_Recorded information:_
# # # # #

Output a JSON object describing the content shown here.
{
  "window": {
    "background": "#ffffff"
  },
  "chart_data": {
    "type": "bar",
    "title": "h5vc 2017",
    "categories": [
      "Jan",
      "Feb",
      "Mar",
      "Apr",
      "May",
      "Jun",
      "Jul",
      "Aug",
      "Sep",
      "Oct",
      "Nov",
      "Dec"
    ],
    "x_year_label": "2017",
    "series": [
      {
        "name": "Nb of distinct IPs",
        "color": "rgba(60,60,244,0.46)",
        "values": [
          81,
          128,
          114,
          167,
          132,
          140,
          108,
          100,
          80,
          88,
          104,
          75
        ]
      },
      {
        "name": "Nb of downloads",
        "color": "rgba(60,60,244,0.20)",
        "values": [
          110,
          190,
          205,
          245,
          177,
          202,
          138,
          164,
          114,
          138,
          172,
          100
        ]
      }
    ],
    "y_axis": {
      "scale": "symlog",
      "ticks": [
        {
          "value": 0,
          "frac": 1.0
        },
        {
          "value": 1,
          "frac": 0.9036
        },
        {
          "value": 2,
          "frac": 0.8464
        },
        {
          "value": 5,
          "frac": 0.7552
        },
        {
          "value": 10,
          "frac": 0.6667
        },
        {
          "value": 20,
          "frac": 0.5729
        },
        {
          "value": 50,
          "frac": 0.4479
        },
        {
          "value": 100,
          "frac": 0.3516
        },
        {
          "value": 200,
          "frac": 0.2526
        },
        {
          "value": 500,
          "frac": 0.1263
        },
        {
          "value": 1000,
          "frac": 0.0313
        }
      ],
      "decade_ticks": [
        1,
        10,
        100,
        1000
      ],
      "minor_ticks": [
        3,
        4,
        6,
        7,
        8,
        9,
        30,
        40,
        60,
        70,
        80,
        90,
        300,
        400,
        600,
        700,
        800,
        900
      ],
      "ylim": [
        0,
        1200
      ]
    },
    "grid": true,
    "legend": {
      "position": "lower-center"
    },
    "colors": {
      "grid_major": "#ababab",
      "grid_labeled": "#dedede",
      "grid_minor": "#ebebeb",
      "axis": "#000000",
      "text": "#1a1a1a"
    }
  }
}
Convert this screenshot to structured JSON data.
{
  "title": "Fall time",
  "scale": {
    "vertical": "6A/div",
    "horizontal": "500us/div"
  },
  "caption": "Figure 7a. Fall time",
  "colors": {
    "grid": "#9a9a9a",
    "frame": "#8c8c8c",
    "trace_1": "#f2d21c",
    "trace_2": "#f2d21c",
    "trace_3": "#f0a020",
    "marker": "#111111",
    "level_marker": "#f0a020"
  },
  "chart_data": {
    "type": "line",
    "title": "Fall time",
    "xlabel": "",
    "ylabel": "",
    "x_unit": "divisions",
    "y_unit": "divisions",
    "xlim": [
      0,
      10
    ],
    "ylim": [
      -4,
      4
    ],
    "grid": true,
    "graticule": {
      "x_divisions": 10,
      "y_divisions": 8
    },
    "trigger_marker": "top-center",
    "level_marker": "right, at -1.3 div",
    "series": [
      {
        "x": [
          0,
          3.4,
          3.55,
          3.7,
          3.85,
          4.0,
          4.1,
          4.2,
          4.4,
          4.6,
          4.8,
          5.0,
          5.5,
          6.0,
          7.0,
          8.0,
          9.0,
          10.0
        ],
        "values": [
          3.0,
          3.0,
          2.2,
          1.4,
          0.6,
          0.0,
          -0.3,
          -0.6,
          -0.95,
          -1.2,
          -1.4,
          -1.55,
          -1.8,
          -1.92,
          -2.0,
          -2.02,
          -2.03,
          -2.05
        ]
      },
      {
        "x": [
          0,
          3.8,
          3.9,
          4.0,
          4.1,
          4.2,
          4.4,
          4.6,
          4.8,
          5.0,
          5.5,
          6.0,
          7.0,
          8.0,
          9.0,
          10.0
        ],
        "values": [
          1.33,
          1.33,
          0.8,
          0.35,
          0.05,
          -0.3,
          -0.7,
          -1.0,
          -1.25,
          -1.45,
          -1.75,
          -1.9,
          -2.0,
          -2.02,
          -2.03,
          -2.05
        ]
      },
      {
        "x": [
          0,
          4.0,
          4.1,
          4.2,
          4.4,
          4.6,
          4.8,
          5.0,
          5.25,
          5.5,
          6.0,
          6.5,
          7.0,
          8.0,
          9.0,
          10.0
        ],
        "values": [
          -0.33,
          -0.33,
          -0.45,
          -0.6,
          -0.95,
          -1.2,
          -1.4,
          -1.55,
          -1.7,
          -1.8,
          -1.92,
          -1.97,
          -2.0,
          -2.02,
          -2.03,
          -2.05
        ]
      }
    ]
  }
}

# # # # #

_Problem to solve:_ Copy all lines from the material that include "time".

_Response to the task:_
  "title": "Fall time",
  "caption": "Figure 7a. Fall time",
    "title": "Fall time",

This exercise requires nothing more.